*TASK OBJECTIVE*:
Reproduce the listing word for word. Skip any image.

*EXTRACTED MATERIAL*:

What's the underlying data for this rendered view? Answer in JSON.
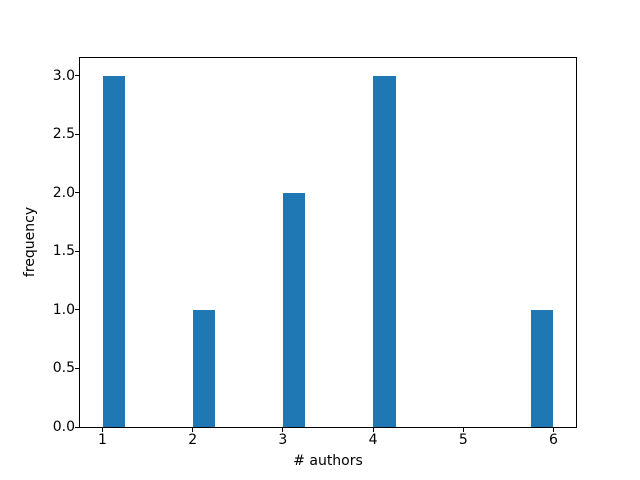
{
  "figure": {
    "background_color": "#ffffff",
    "spine_color": "#000000",
    "title": ""
  },
  "chart_data": {
    "type": "bar",
    "subtype": "histogram",
    "title": "",
    "xlabel": "# authors",
    "ylabel": "frequency",
    "bar_color": "#1f77b4",
    "bin_width": 0.25,
    "bars": [
      {
        "bin_left": 1.0,
        "frequency": 3
      },
      {
        "bin_left": 2.0,
        "frequency": 1
      },
      {
        "bin_left": 3.0,
        "frequency": 2
      },
      {
        "bin_left": 4.0,
        "frequency": 3
      },
      {
        "bin_left": 5.75,
        "frequency": 1
      }
    ],
    "frequencies_by_authors": {
      "1": 3,
      "2": 1,
      "3": 2,
      "4": 3,
      "5": 0,
      "6": 1
    },
    "xlim": [
      0.75,
      6.25
    ],
    "ylim": [
      0,
      3.15
    ],
    "x_ticks": [
      1,
      2,
      3,
      4,
      5,
      6
    ],
    "x_tick_labels": [
      "1",
      "2",
      "3",
      "4",
      "5",
      "6"
    ],
    "y_ticks": [
      0.0,
      0.5,
      1.0,
      1.5,
      2.0,
      2.5,
      3.0
    ],
    "y_tick_labels": [
      "0.0",
      "0.5",
      "1.0",
      "1.5",
      "2.0",
      "2.5",
      "3.0"
    ],
    "grid": false,
    "legend": null
  }
}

*REPLY*:
What's the underlying data for this rendered view? Answer in JSON.
{
  "figure": {
    "background_color": "#ffffff",
    "spine_color": "#000000",
    "title": ""
  },
  "chart_data": {
    "type": "bar",
    "subtype": "histogram",
    "title": "",
    "xlabel": "# authors",
    "ylabel": "frequency",
    "bar_color": "#1f77b4",
    "bin_width": 0.25,
    "bars": [
      {
        "bin_left": 1.0,
        "frequency": 3
      },
      {
        "bin_left": 2.0,
        "frequency": 1
      },
      {
        "bin_left": 3.0,
        "frequency": 2
      },
      {
        "bin_left": 4.0,
        "frequency": 3
      },
      {
        "bin_left": 5.75,
        "frequency": 1
      }
    ],
    "frequencies_by_authors": {
      "1": 3,
      "2": 1,
      "3": 2,
      "4": 3,
      "5": 0,
      "6": 1
    },
    "xlim": [
      0.75,
      6.25
    ],
    "ylim": [
      0,
      3.15
    ],
    "x_ticks": [
      1,
      2,
      3,
      4,
      5,
      6
    ],
    "x_tick_labels": [
      "1",
      "2",
      "3",
      "4",
      "5",
      "6"
    ],
    "y_ticks": [
      0.0,
      0.5,
      1.0,
      1.5,
      2.0,
      2.5,
      3.0
    ],
    "y_tick_labels": [
      "0.0",
      "0.5",
      "1.0",
      "1.5",
      "2.0",
      "2.5",
      "3.0"
    ],
    "grid": false,
    "legend": null
  }
}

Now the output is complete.